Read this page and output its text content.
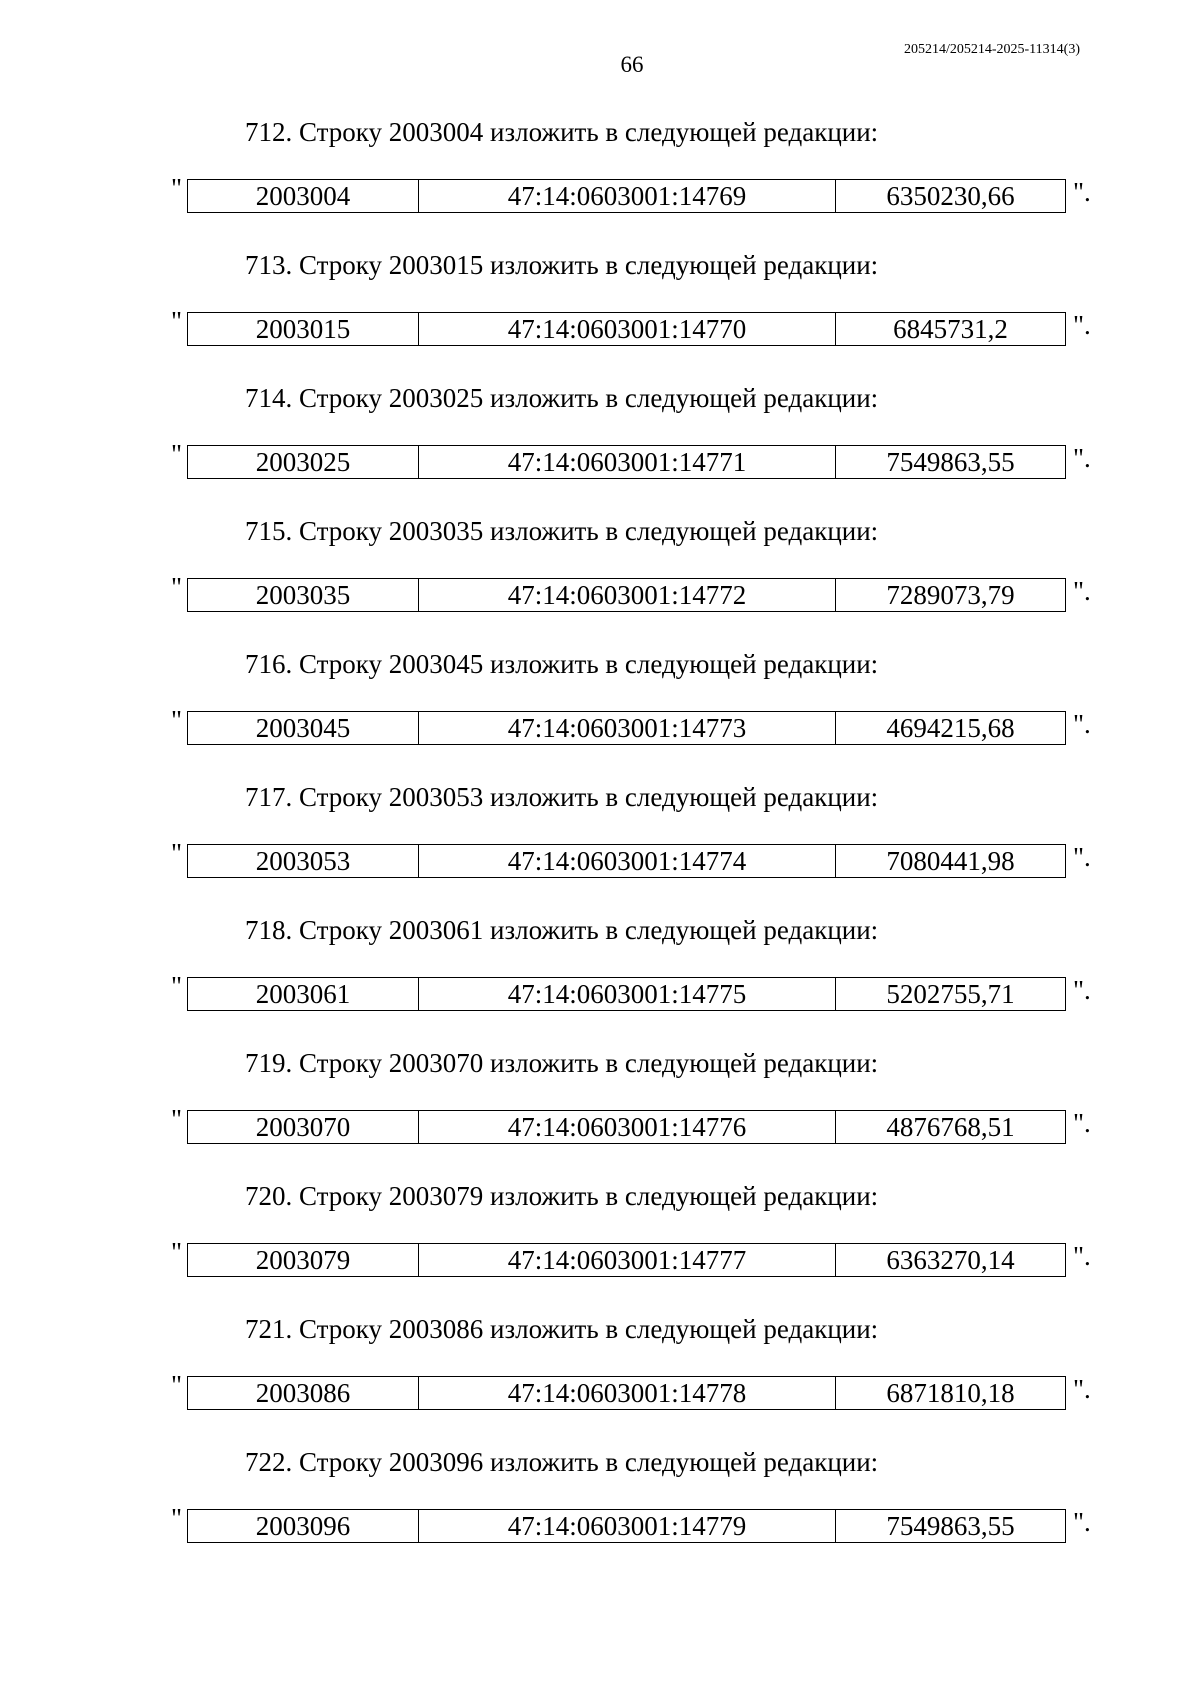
66
205214/205214-2025-11314(3)
712. Строку 2003004 изложить в следующей редакции:
"	2003004	47:14:0603001:14769	6350230,66 ".
713. Строку 2003015 изложить в следующей редакции:
"	2003015	47:14:0603001:14770	6845731,2 ".
714. Строку 2003025 изложить в следующей редакции:
"	2003025	47:14:0603001:14771	7549863,55 ".
715. Строку 2003035 изложить в следующей редакции:
"	2003035	47:14:0603001:14772	7289073,79 ".
716. Строку 2003045 изложить в следующей редакции:
"	2003045	47:14:0603001:14773	4694215,68 ".
717. Строку 2003053 изложить в следующей редакции:
"	2003053	47:14:0603001:14774	7080441,98 ".
718. Строку 2003061 изложить в следующей редакции:
"	2003061	47:14:0603001:14775	5202755,71 ".
719. Строку 2003070 изложить в следующей редакции:
"	2003070	47:14:0603001:14776	4876768,51 ".
720. Строку 2003079 изложить в следующей редакции:
"	2003079	47:14:0603001:14777	6363270,14 ".
721. Строку 2003086 изложить в следующей редакции:
"	2003086	47:14:0603001:14778	6871810,18 ".
722. Строку 2003096 изложить в следующей редакции:
"	2003096	47:14:0603001:14779	7549863,55 ".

+ + + +

• [What to produce]:
From the records given above, reproduce all text exactly and exclude each picture.

• [Result below]:
Read this page and output its text content.
66
205214/205214-2025-11314(3)
712. Строку 2003004 изложить в следующей редакции:
"	2003004	47:14:0603001:14769	6350230,66 ".
713. Строку 2003015 изложить в следующей редакции:
"	2003015	47:14:0603001:14770	6845731,2 ".
714. Строку 2003025 изложить в следующей редакции:
"	2003025	47:14:0603001:14771	7549863,55 ".
715. Строку 2003035 изложить в следующей редакции:
"	2003035	47:14:0603001:14772	7289073,79 ".
716. Строку 2003045 изложить в следующей редакции:
"	2003045	47:14:0603001:14773	4694215,68 ".
717. Строку 2003053 изложить в следующей редакции:
"	2003053	47:14:0603001:14774	7080441,98 ".
718. Строку 2003061 изложить в следующей редакции:
"	2003061	47:14:0603001:14775	5202755,71 ".
719. Строку 2003070 изложить в следующей редакции:
"	2003070	47:14:0603001:14776	4876768,51 ".
720. Строку 2003079 изложить в следующей редакции:
"	2003079	47:14:0603001:14777	6363270,14 ".
721. Строку 2003086 изложить в следующей редакции:
"	2003086	47:14:0603001:14778	6871810,18 ".
722. Строку 2003096 изложить в следующей редакции:
"	2003096	47:14:0603001:14779	7549863,55 ".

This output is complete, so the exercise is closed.